STATED GOAL: Please write out the material that follows, exactly as it stands.

-- start THE DATA --

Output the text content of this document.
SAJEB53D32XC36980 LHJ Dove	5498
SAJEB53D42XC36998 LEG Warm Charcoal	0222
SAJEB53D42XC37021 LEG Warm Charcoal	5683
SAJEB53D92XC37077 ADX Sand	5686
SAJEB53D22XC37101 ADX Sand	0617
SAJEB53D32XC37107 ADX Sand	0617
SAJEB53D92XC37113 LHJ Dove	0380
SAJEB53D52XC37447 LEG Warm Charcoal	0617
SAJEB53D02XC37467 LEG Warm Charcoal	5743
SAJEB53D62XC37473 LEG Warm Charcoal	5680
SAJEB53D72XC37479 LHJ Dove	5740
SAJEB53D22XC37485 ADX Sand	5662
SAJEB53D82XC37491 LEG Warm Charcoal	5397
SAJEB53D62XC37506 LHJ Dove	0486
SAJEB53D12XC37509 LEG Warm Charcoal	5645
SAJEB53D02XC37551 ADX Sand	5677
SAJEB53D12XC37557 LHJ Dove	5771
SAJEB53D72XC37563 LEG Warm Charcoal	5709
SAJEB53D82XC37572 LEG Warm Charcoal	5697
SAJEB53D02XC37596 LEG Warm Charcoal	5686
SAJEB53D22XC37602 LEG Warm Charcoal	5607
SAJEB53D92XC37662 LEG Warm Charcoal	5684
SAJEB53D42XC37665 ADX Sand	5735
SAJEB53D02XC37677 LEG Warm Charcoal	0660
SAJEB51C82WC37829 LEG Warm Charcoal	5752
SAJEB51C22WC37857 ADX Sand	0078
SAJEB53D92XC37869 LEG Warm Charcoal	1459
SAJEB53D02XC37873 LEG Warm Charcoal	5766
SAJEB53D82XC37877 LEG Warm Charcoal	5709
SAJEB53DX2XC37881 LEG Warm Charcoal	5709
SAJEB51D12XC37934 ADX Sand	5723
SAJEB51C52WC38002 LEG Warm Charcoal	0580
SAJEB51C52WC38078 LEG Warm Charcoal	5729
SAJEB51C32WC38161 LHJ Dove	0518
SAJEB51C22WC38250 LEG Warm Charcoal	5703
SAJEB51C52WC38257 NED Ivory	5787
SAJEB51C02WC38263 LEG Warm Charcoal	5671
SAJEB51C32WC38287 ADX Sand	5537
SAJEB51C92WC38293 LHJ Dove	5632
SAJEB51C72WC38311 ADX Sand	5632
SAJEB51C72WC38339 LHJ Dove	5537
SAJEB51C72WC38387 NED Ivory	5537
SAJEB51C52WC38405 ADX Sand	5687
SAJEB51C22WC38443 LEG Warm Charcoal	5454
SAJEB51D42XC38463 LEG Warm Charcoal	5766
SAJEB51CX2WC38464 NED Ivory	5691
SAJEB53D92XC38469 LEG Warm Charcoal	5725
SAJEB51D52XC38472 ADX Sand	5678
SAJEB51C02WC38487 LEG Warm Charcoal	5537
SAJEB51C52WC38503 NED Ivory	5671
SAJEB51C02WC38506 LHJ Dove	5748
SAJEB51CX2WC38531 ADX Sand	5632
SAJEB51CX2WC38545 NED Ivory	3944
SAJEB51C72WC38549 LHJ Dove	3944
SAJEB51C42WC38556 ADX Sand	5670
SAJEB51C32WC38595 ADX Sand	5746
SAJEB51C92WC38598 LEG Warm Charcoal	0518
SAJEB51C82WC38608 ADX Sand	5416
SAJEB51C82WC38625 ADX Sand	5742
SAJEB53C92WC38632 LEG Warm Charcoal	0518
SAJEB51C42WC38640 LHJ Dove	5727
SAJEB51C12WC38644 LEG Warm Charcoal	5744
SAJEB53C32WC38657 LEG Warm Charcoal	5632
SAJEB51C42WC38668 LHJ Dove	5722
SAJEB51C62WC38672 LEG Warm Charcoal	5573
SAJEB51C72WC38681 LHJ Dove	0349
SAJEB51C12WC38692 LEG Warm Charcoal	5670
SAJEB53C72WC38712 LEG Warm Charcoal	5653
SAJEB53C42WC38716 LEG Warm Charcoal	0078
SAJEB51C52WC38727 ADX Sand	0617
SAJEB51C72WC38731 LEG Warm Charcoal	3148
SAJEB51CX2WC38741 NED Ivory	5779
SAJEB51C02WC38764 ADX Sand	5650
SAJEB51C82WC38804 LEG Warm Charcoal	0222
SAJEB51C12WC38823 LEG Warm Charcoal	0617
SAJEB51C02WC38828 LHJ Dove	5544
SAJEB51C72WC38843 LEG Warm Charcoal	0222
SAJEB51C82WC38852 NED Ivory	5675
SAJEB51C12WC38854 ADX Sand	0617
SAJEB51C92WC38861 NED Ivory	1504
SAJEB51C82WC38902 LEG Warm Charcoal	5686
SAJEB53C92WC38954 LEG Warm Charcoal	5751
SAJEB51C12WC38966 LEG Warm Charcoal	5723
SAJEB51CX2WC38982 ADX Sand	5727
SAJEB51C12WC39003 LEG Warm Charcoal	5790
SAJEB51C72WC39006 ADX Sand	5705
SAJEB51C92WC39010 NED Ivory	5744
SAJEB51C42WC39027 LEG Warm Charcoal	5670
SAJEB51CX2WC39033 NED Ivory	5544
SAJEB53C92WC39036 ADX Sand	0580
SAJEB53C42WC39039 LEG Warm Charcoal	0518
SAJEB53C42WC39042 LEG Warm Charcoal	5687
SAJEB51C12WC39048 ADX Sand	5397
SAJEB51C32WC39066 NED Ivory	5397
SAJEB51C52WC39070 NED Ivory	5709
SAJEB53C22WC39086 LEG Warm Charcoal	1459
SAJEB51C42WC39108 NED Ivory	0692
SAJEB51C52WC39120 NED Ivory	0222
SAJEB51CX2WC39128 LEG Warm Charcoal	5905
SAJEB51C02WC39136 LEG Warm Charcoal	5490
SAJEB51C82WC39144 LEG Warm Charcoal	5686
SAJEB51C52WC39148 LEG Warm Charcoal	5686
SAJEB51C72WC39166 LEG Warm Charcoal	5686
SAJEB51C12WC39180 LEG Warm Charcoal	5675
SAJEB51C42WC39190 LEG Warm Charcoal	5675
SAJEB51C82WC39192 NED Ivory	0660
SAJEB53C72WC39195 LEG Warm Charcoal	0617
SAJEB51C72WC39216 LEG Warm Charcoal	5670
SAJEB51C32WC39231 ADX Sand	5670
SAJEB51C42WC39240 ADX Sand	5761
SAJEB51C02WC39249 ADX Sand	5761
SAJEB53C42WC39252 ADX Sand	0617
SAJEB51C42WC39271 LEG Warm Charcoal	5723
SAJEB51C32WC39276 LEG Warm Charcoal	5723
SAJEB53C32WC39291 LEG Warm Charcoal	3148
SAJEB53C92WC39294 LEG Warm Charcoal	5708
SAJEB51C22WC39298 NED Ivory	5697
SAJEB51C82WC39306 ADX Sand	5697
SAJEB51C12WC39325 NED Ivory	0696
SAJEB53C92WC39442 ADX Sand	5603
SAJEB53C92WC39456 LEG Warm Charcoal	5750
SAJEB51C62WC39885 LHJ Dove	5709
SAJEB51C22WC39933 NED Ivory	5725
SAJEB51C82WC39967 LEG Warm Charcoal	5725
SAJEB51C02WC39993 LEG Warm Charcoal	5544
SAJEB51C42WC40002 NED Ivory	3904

-- end THE DATA --

SOLVED EXERCISE:
Output the text content of this document.
SAJEB53D32XC36980 LHJ Dove	5498
SAJEB53D42XC36998 LEG Warm Charcoal	0222
SAJEB53D42XC37021 LEG Warm Charcoal	5683
SAJEB53D92XC37077 ADX Sand	5686
SAJEB53D22XC37101 ADX Sand	0617
SAJEB53D32XC37107 ADX Sand	0617
SAJEB53D92XC37113 LHJ Dove	0380
SAJEB53D52XC37447 LEG Warm Charcoal	0617
SAJEB53D02XC37467 LEG Warm Charcoal	5743
SAJEB53D62XC37473 LEG Warm Charcoal	5680
SAJEB53D72XC37479 LHJ Dove	5740
SAJEB53D22XC37485 ADX Sand	5662
SAJEB53D82XC37491 LEG Warm Charcoal	5397
SAJEB53D62XC37506 LHJ Dove	0486
SAJEB53D12XC37509 LEG Warm Charcoal	5645
SAJEB53D02XC37551 ADX Sand	5677
SAJEB53D12XC37557 LHJ Dove	5771
SAJEB53D72XC37563 LEG Warm Charcoal	5709
SAJEB53D82XC37572 LEG Warm Charcoal	5697
SAJEB53D02XC37596 LEG Warm Charcoal	5686
SAJEB53D22XC37602 LEG Warm Charcoal	5607
SAJEB53D92XC37662 LEG Warm Charcoal	5684
SAJEB53D42XC37665 ADX Sand	5735
SAJEB53D02XC37677 LEG Warm Charcoal	0660
SAJEB51C82WC37829 LEG Warm Charcoal	5752
SAJEB51C22WC37857 ADX Sand	0078
SAJEB53D92XC37869 LEG Warm Charcoal	1459
SAJEB53D02XC37873 LEG Warm Charcoal	5766
SAJEB53D82XC37877 LEG Warm Charcoal	5709
SAJEB53DX2XC37881 LEG Warm Charcoal	5709
SAJEB51D12XC37934 ADX Sand	5723
SAJEB51C52WC38002 LEG Warm Charcoal	0580
SAJEB51C52WC38078 LEG Warm Charcoal	5729
SAJEB51C32WC38161 LHJ Dove	0518
SAJEB51C22WC38250 LEG Warm Charcoal	5703
SAJEB51C52WC38257 NED Ivory	5787
SAJEB51C02WC38263 LEG Warm Charcoal	5671
SAJEB51C32WC38287 ADX Sand	5537
SAJEB51C92WC38293 LHJ Dove	5632
SAJEB51C72WC38311 ADX Sand	5632
SAJEB51C72WC38339 LHJ Dove	5537
SAJEB51C72WC38387 NED Ivory	5537
SAJEB51C52WC38405 ADX Sand	5687
SAJEB51C22WC38443 LEG Warm Charcoal	5454
SAJEB51D42XC38463 LEG Warm Charcoal	5766
SAJEB51CX2WC38464 NED Ivory	5691
SAJEB53D92XC38469 LEG Warm Charcoal	5725
SAJEB51D52XC38472 ADX Sand	5678
SAJEB51C02WC38487 LEG Warm Charcoal	5537
SAJEB51C52WC38503 NED Ivory	5671
SAJEB51C02WC38506 LHJ Dove	5748
SAJEB51CX2WC38531 ADX Sand	5632
SAJEB51CX2WC38545 NED Ivory	3944
SAJEB51C72WC38549 LHJ Dove	3944
SAJEB51C42WC38556 ADX Sand	5670
SAJEB51C32WC38595 ADX Sand	5746
SAJEB51C92WC38598 LEG Warm Charcoal	0518
SAJEB51C82WC38608 ADX Sand	5416
SAJEB51C82WC38625 ADX Sand	5742
SAJEB53C92WC38632 LEG Warm Charcoal	0518
SAJEB51C42WC38640 LHJ Dove	5727
SAJEB51C12WC38644 LEG Warm Charcoal	5744
SAJEB53C32WC38657 LEG Warm Charcoal	5632
SAJEB51C42WC38668 LHJ Dove	5722
SAJEB51C62WC38672 LEG Warm Charcoal	5573
SAJEB51C72WC38681 LHJ Dove	0349
SAJEB51C12WC38692 LEG Warm Charcoal	5670
SAJEB53C72WC38712 LEG Warm Charcoal	5653
SAJEB53C42WC38716 LEG Warm Charcoal	0078
SAJEB51C52WC38727 ADX Sand	0617
SAJEB51C72WC38731 LEG Warm Charcoal	3148
SAJEB51CX2WC38741 NED Ivory	5779
SAJEB51C02WC38764 ADX Sand	5650
SAJEB51C82WC38804 LEG Warm Charcoal	0222
SAJEB51C12WC38823 LEG Warm Charcoal	0617
SAJEB51C02WC38828 LHJ Dove	5544
SAJEB51C72WC38843 LEG Warm Charcoal	0222
SAJEB51C82WC38852 NED Ivory	5675
SAJEB51C12WC38854 ADX Sand	0617
SAJEB51C92WC38861 NED Ivory	1504
SAJEB51C82WC38902 LEG Warm Charcoal	5686
SAJEB53C92WC38954 LEG Warm Charcoal	5751
SAJEB51C12WC38966 LEG Warm Charcoal	5723
SAJEB51CX2WC38982 ADX Sand	5727
SAJEB51C12WC39003 LEG Warm Charcoal	5790
SAJEB51C72WC39006 ADX Sand	5705
SAJEB51C92WC39010 NED Ivory	5744
SAJEB51C42WC39027 LEG Warm Charcoal	5670
SAJEB51CX2WC39033 NED Ivory	5544
SAJEB53C92WC39036 ADX Sand	0580
SAJEB53C42WC39039 LEG Warm Charcoal	0518
SAJEB53C42WC39042 LEG Warm Charcoal	5687
SAJEB51C12WC39048 ADX Sand	5397
SAJEB51C32WC39066 NED Ivory	5397
SAJEB51C52WC39070 NED Ivory	5709
SAJEB53C22WC39086 LEG Warm Charcoal	1459
SAJEB51C42WC39108 NED Ivory	0692
SAJEB51C52WC39120 NED Ivory	0222
SAJEB51CX2WC39128 LEG Warm Charcoal	5905
SAJEB51C02WC39136 LEG Warm Charcoal	5490
SAJEB51C82WC39144 LEG Warm Charcoal	5686
SAJEB51C52WC39148 LEG Warm Charcoal	5686
SAJEB51C72WC39166 LEG Warm Charcoal	5686
SAJEB51C12WC39180 LEG Warm Charcoal	5675
SAJEB51C42WC39190 LEG Warm Charcoal	5675
SAJEB51C82WC39192 NED Ivory	0660
SAJEB53C72WC39195 LEG Warm Charcoal	0617
SAJEB51C72WC39216 LEG Warm Charcoal	5670
SAJEB51C32WC39231 ADX Sand	5670
SAJEB51C42WC39240 ADX Sand	5761
SAJEB51C02WC39249 ADX Sand	5761
SAJEB53C42WC39252 ADX Sand	0617
SAJEB51C42WC39271 LEG Warm Charcoal	5723
SAJEB51C32WC39276 LEG Warm Charcoal	5723
SAJEB53C32WC39291 LEG Warm Charcoal	3148
SAJEB53C92WC39294 LEG Warm Charcoal	5708
SAJEB51C22WC39298 NED Ivory	5697
SAJEB51C82WC39306 ADX Sand	5697
SAJEB51C12WC39325 NED Ivory	0696
SAJEB53C92WC39442 ADX Sand	5603
SAJEB53C92WC39456 LEG Warm Charcoal	5750
SAJEB51C62WC39885 LHJ Dove	5709
SAJEB51C22WC39933 NED Ivory	5725
SAJEB51C82WC39967 LEG Warm Charcoal	5725
SAJEB51C02WC39993 LEG Warm Charcoal	5544
SAJEB51C42WC40002 NED Ivory	3904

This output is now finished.